> Dataset content
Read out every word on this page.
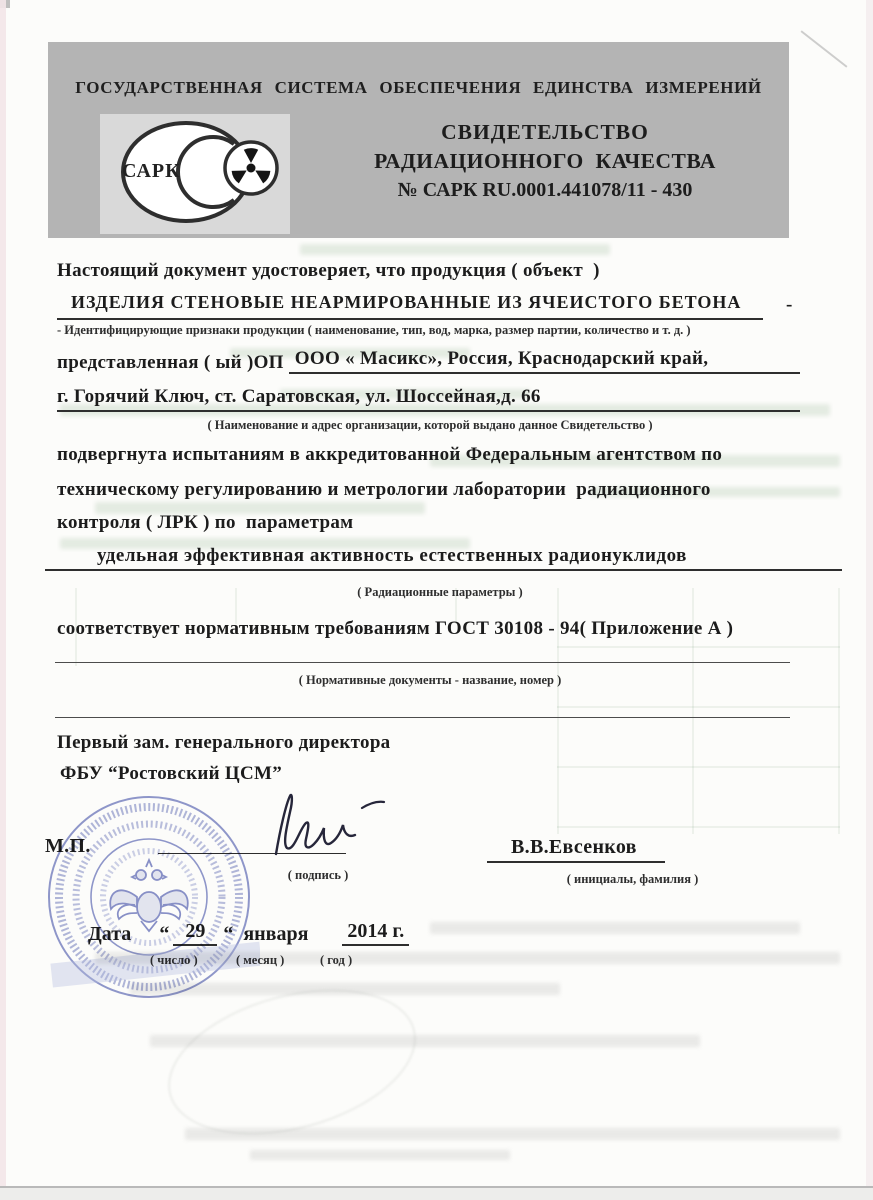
ГОСУДАРСТВЕННАЯ СИСТЕМА ОБЕСПЕЧЕНИЯ ЕДИНСТВА ИЗМЕРЕНИЙ
САРК
СВИДЕТЕЛЬСТВО
РАДИАЦИОННОГО  КАЧЕСТВА
№ САРК RU.0001.441078/11 - 430
Настоящий документ удостоверяет, что продукция ( объект  )
ИЗДЕЛИЯ СТЕНОВЫЕ НЕАРМИРОВАННЫЕ ИЗ ЯЧЕИСТОГО БЕТОНА	-
- Идентифицирующие признаки продукции ( наименование, тип, вод, марка, размер партии, количество и т. д. )
представленная ( ый )ОП ООО « Масикс», Россия, Краснодарский край,
г. Горячий Ключ, ст. Саратовская, ул. Шоссейная,д. 66
( Наименование и адрес организации, которой выдано данное Свидетельство )
подвергнута испытаниям в аккредитованной Федеральным агентством по
техническому регулированию и метрологии лаборатории  радиационного
контроля ( ЛРК ) по  параметрам
удельная эффективная активность естественных радионуклидов
( Радиационные параметры )
соответствует нормативным требованиям ГОСТ 30108 - 94( Приложение А )
( Нормативные документы - название, номер )
Первый зам. генерального директора
ФБУ “Ростовский ЦСМ”
М.П.
( подпись )
В.В.Евсенков
( инициалы, фамилия )
Дата “ 29 “ января 2014 г.
( число )	( месяц )	( год )
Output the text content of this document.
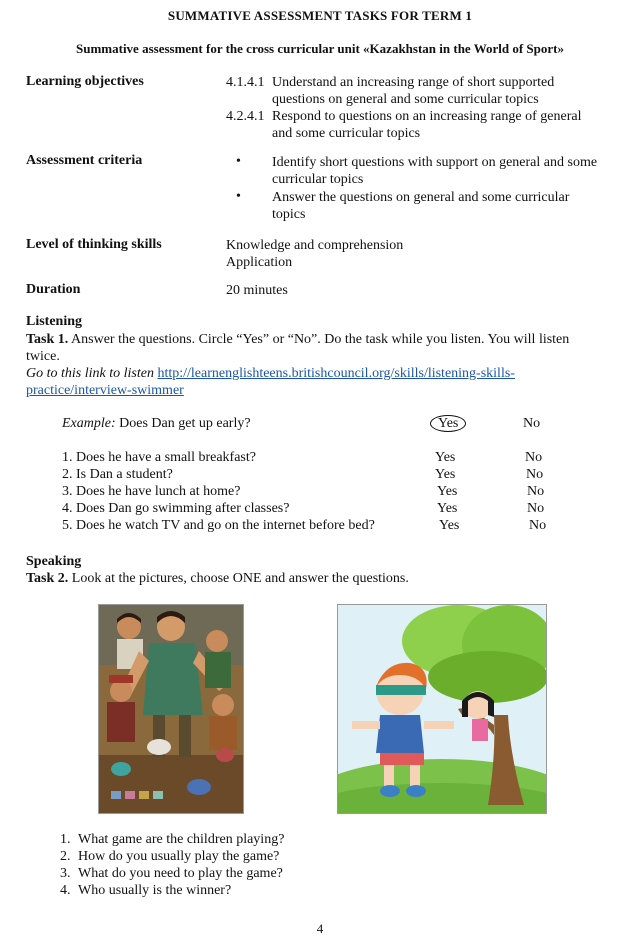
SUMMATIVE ASSESSMENT TASKS FOR TERM 1
Summative assessment for the cross curricular unit «Kazakhstan in the World of Sport»
Learning objectives	4.1.4.1 Understand an increasing range of short supported
questions on general and some curricular topics
4.2.4.1 Respond to questions on an increasing range of general
and some curricular topics
Assessment criteria	• Identify short questions with support on general and some
curricular topics
• Answer the questions on general and some curricular
topics
Level of thinking skills	Knowledge and comprehension
Application
Duration	20 minutes
Listening
Task 1. Answer the questions. Circle “Yes” or “No”. Do the task while you listen. You will listen
twice.
Go to this link to listen http://learnenglishteens.britishcouncil.org/skills/listening-skills-
practice/interview-swimmer
Example: Does Dan get up early?	Yes	No
1. Does he have a small breakfast?	Yes	No
2. Is Dan a student?	Yes	No
3. Does he have lunch at home?	Yes	No
4. Does Dan go swimming after classes?	Yes	No
5. Does he watch TV and go on the internet before bed?	Yes	No
Speaking
Task 2. Look at the pictures, choose ONE and answer the questions.
1. What game are the children playing?
2. How do you usually play the game?
3. What do you need to play the game?
4. Who usually is the winner?
4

> Aim
Retype the whole listing exactly and leave the pictures out.

> Final result
Read out every word on this page.
ГОСУДАРСТВЕННАЯ СИСТЕМА ОБЕСПЕЧЕНИЯ ЕДИНСТВА ИЗМЕРЕНИЙ
САРК
СВИДЕТЕЛЬСТВО
РАДИАЦИОННОГО  КАЧЕСТВА
№ САРК RU.0001.441078/11 - 430
Настоящий документ удостоверяет, что продукция ( объект  )
ИЗДЕЛИЯ СТЕНОВЫЕ НЕАРМИРОВАННЫЕ ИЗ ЯЧЕИСТОГО БЕТОНА	-
- Идентифицирующие признаки продукции ( наименование, тип, вод, марка, размер партии, количество и т. д. )
представленная ( ый )ОП ООО « Масикс», Россия, Краснодарский край,
г. Горячий Ключ, ст. Саратовская, ул. Шоссейная,д. 66
( Наименование и адрес организации, которой выдано данное Свидетельство )
подвергнута испытаниям в аккредитованной Федеральным агентством по
техническому регулированию и метрологии лаборатории  радиационного
контроля ( ЛРК ) по  параметрам
удельная эффективная активность естественных радионуклидов
( Радиационные параметры )
соответствует нормативным требованиям ГОСТ 30108 - 94( Приложение А )
( Нормативные документы - название, номер )
Первый зам. генерального директора
ФБУ “Ростовский ЦСМ”
М.П.
( подпись )
В.В.Евсенков
( инициалы, фамилия )
Дата “ 29 “ января 2014 г.
( число )	( месяц )	( год )
Output the text content of this document.
SUMMATIVE ASSESSMENT TASKS FOR TERM 1
Summative assessment for the cross curricular unit «Kazakhstan in the World of Sport»
Learning objectives	4.1.4.1 Understand an increasing range of short supported
questions on general and some curricular topics
4.2.4.1 Respond to questions on an increasing range of general
and some curricular topics
Assessment criteria	• Identify short questions with support on general and some
curricular topics
• Answer the questions on general and some curricular
topics
Level of thinking skills	Knowledge and comprehension
Application
Duration	20 minutes
Listening
Task 1. Answer the questions. Circle “Yes” or “No”. Do the task while you listen. You will listen
twice.
Go to this link to listen http://learnenglishteens.britishcouncil.org/skills/listening-skills-
practice/interview-swimmer
Example: Does Dan get up early?	Yes	No
1. Does he have a small breakfast?	Yes	No
2. Is Dan a student?	Yes	No
3. Does he have lunch at home?	Yes	No
4. Does Dan go swimming after classes?	Yes	No
5. Does he watch TV and go on the internet before bed?	Yes	No
Speaking
Task 2. Look at the pictures, choose ONE and answer the questions.
1. What game are the children playing?
2. How do you usually play the game?
3. What do you need to play the game?
4. Who usually is the winner?
4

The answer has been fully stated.